DOCUMENT EXCERPT ->
::::

Red Horizons: Chronicles of a Communist Spy Chief[edit]

Quotations from Red Horizons: Chronicles of a Communist Spy Chief (1987) by former Romanian intelligence chief Ion Mihai Pacepa. ISBN 0895265702

  • Our experience shows that today the West is commendably eager to encourage the slightest sign of independence within the Soviet bloc. Let's take advantage of their eagerness... We must make cleverness our national trait... Stop showing a sullen, frowning face and clenched fist to the West. Start making it feel compassion for us, and you'll see how fast Western boycotts change into magnanimity. Let's present Romania as a Latin island in the Slavic sea... Our millenia-old traditions of independence are now up against Moscow's political centrism... A pawn between two superpowers.

::::

DATA SEGMENT ->
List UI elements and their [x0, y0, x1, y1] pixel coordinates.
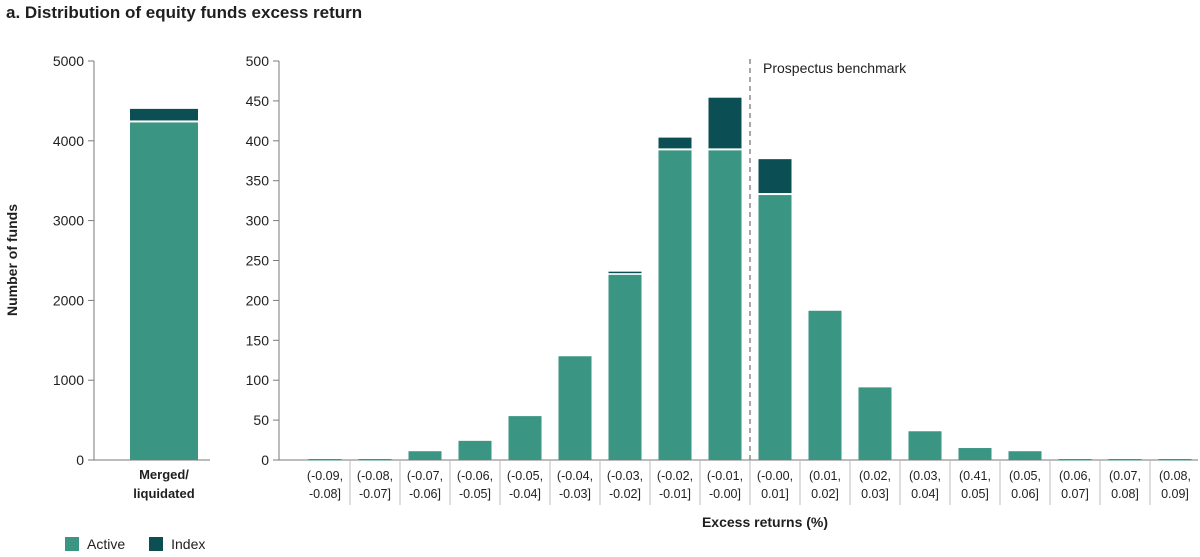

::::

DESCRIPTION OF THE TASK -> Translate this sentence from the Red Horizons quotation into Spanish: "Our experience shows that today the West is commendably eager to encourage the slightest sign of independence within the Soviet bloc."

RESULT OF THE TASK -> Nuestra experiencia demuestra que hoy Occidente está encomiablemente ansioso por alentar la más mínima señal de independencia dentro del bloque soviético.